:: Document extract ::
-*-

People v. Cardwell

Annotate this Case

510 P.2d 317 (1973)

The PEOPLE of the State of Colorado, Plaintiff-Appellee, v. William Douglas Edward CARDWELL, Defendant-Appellant.

No. 24796.

Supreme Court of Colorado, En Banc.

May 21, 1973.

*318 Duke W. Dunbar, Atty. Gen., John P. Moore, Deputy Atty. Gen., George E. DeRoos, George W. Boyle, II, Asst. Attys. Gen., Denver, for plaintiff-appellee.

Rollie R. Rogers, Colo. State Public Defender, J. D. MacFarlane, Chief Deputy State Public Defender, Kenneth J. Russell, Randolph M. Karsh, Deputy State Public Defenders, Denver, for defendant-appellant.

KELLEY, Justice.

The defendant, William Douglas Edward Cardwell, and one Jerry Stilley were charged by information with (1) Escape in violation of C.R.S.1963, 40-7-53, and (2) Kidnapping in violation of C.R.S. 1963, 40-2-44. Both were tried and found guilty. The district attorney moved to dismiss the escape count, which the court granted. They were sentenced and brought this appeal. Pending this appeal, Stilley died and, as to him, the issues raised are moot.

Five issues are raised challenging the validity of the conviction. Having reviewed each of them and finding them to be without merit, we affirm.

-*-

:: Information shown ::
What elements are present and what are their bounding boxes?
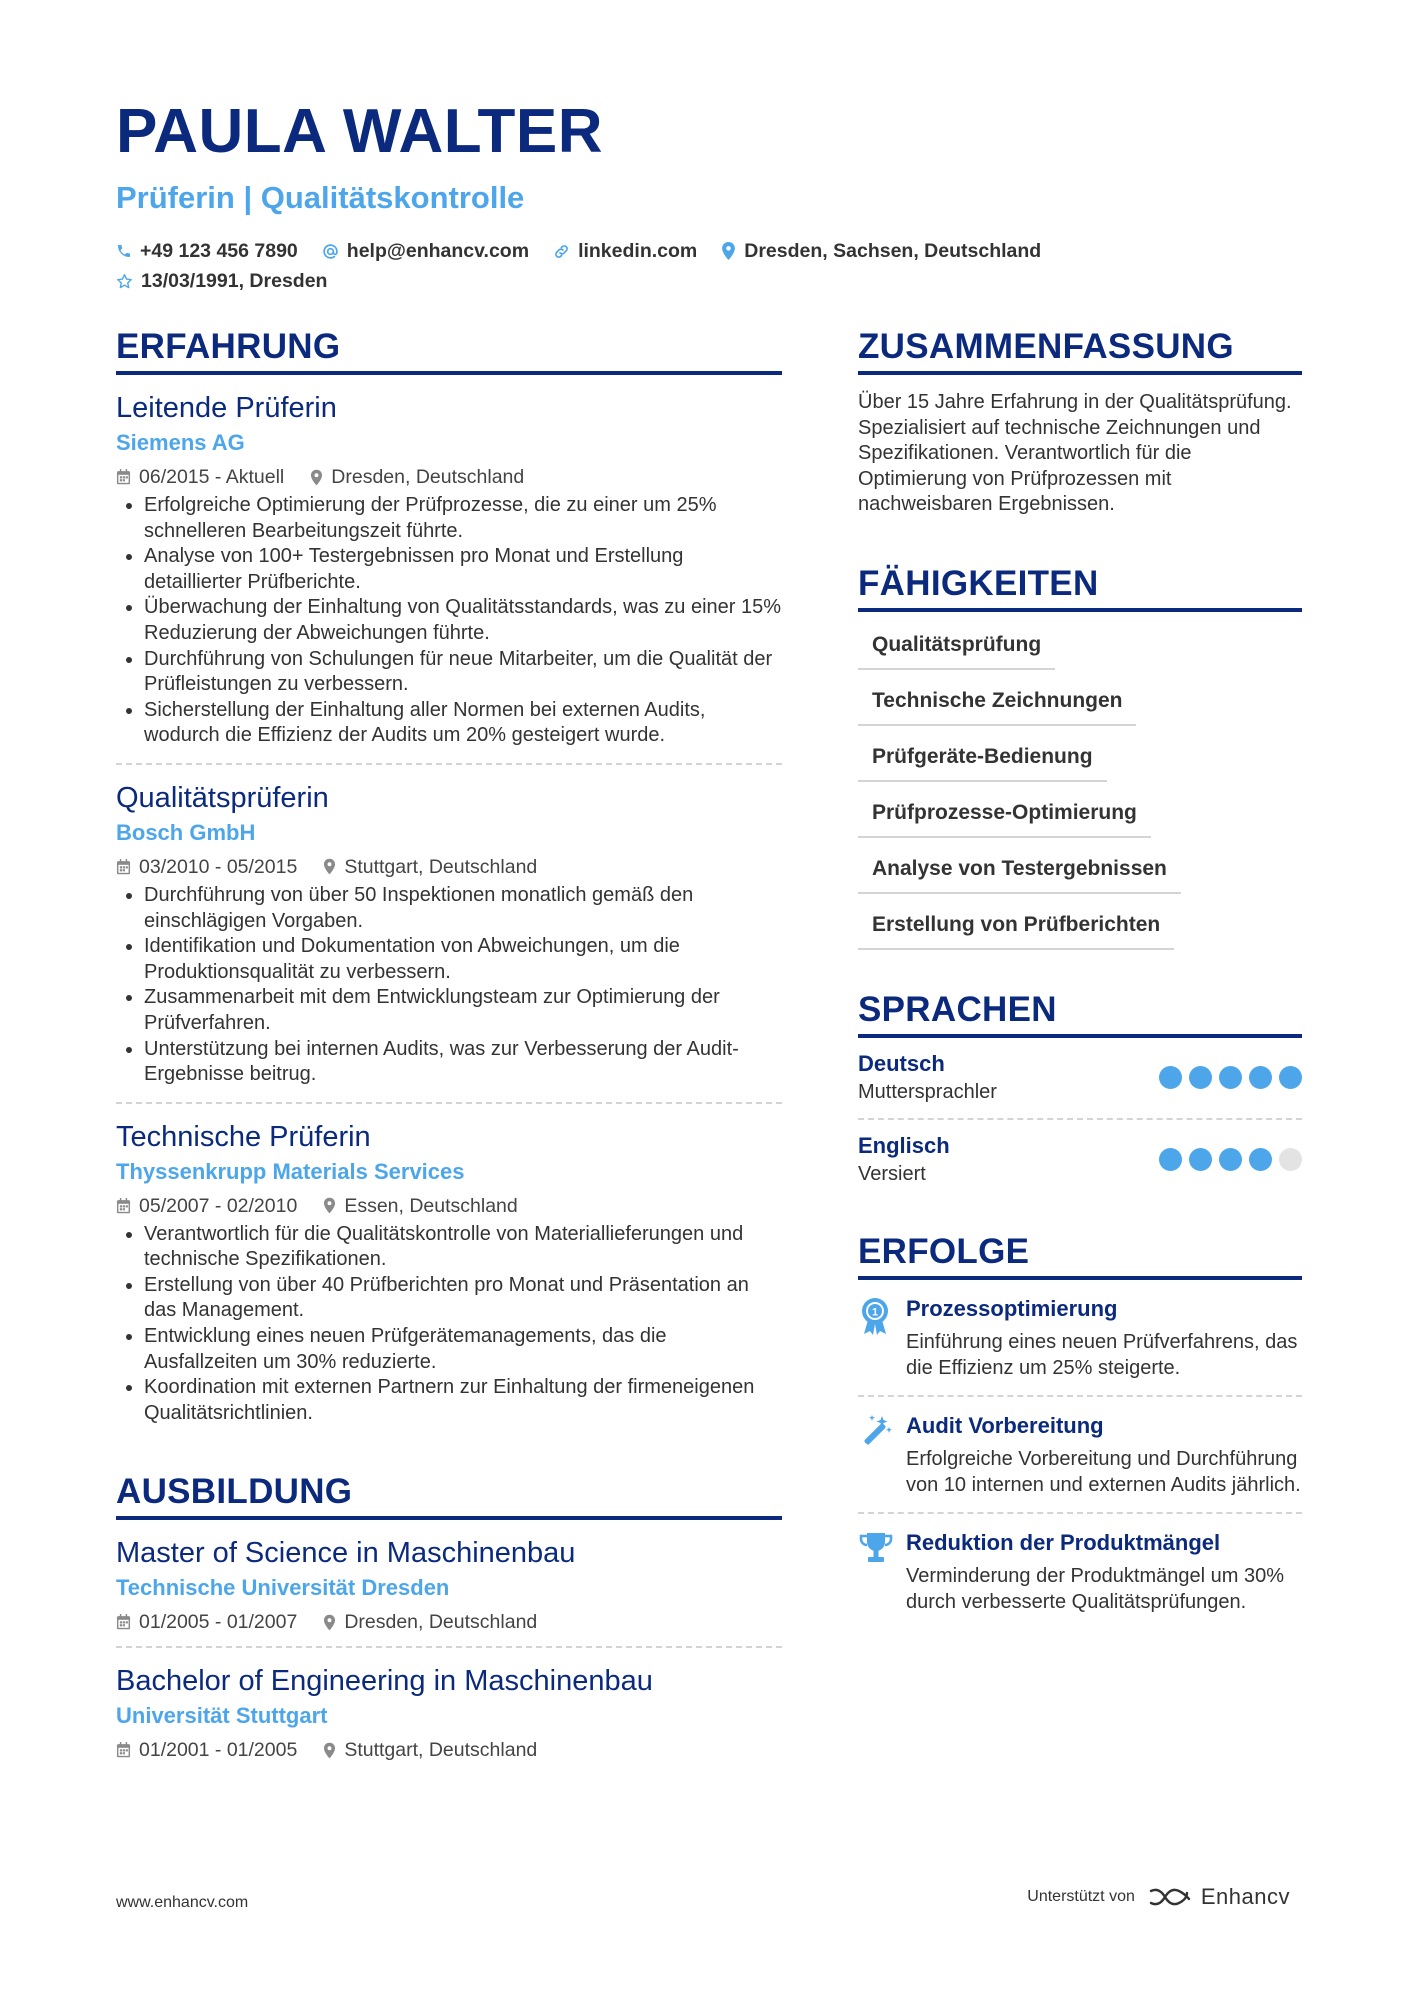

-*-

:: Directive A ::
In the Cardwell case extract, write out the passage again, beginning at the words "KELLEY, Justice." and ending after "merit, we affirm.", and substitute "judgment" for "conviction".
:: Directive B ::
According to the Cardwell case extract, what became of the escape count?

:: Reply A ::
KELLEY, Justice.

The defendant, William Douglas Edward Cardwell, and one Jerry Stilley were charged by information with (1) Escape in violation of C.R.S.1963, 40-7-53, and (2) Kidnapping in violation of C.R.S. 1963, 40-2-44. Both were tried and found guilty. The district attorney moved to dismiss the escape count, which the court granted. They were sentenced and brought this appeal. Pending this appeal, Stilley died and, as to him, the issues raised are moot.

Five issues are raised challenging the validity of the judgment. Having reviewed each of them and finding them to be without merit, we affirm.

:: Reply B ::
The district attorney moved to dismiss it, and the court granted the motion.